— START OF Records to process —
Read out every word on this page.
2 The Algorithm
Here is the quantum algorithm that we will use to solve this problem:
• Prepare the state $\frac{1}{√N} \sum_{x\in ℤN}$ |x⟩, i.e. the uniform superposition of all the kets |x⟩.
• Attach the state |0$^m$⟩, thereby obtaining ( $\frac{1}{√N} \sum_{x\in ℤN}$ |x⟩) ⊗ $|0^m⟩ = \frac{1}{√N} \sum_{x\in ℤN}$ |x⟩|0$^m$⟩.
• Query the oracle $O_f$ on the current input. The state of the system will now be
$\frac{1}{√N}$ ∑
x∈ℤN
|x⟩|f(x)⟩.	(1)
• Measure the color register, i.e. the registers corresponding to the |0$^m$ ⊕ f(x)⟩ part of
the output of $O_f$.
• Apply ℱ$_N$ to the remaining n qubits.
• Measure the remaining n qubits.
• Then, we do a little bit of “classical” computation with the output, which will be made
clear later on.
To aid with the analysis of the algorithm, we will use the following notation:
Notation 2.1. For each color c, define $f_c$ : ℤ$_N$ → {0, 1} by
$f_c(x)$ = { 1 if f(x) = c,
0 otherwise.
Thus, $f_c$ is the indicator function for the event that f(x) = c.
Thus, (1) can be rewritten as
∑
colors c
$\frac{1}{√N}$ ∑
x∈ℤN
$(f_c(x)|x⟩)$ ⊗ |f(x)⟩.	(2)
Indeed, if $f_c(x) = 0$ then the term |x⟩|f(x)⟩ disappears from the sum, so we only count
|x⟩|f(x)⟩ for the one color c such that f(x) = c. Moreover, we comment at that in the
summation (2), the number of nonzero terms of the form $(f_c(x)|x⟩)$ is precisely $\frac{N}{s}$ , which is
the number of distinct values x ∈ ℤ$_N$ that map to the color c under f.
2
— END OF Records to process —
» **What this task involves**:
Exact output of every entry is required.

» **Full solution**:
Read out every word on this page.
2 The Algorithm
Here is the quantum algorithm that we will use to solve this problem:
• Prepare the state $\frac{1}{√N} \sum_{x\in ℤN}$ |x⟩, i.e. the uniform superposition of all the kets |x⟩.
• Attach the state |0$^m$⟩, thereby obtaining ( $\frac{1}{√N} \sum_{x\in ℤN}$ |x⟩) ⊗ $|0^m⟩ = \frac{1}{√N} \sum_{x\in ℤN}$ |x⟩|0$^m$⟩.
• Query the oracle $O_f$ on the current input. The state of the system will now be
$\frac{1}{√N}$ ∑
x∈ℤN
|x⟩|f(x)⟩.	(1)
• Measure the color register, i.e. the registers corresponding to the |0$^m$ ⊕ f(x)⟩ part of
the output of $O_f$.
• Apply ℱ$_N$ to the remaining n qubits.
• Measure the remaining n qubits.
• Then, we do a little bit of “classical” computation with the output, which will be made
clear later on.
To aid with the analysis of the algorithm, we will use the following notation:
Notation 2.1. For each color c, define $f_c$ : ℤ$_N$ → {0, 1} by
$f_c(x)$ = { 1 if f(x) = c,
0 otherwise.
Thus, $f_c$ is the indicator function for the event that f(x) = c.
Thus, (1) can be rewritten as
∑
colors c
$\frac{1}{√N}$ ∑
x∈ℤN
$(f_c(x)|x⟩)$ ⊗ |f(x)⟩.	(2)
Indeed, if $f_c(x) = 0$ then the term |x⟩|f(x)⟩ disappears from the sum, so we only count
|x⟩|f(x)⟩ for the one color c such that f(x) = c. Moreover, we comment at that in the
summation (2), the number of nonzero terms of the form $(f_c(x)|x⟩)$ is precisely $\frac{N}{s}$ , which is
the number of distinct values x ∈ ℤ$_N$ that map to the color c under f.
2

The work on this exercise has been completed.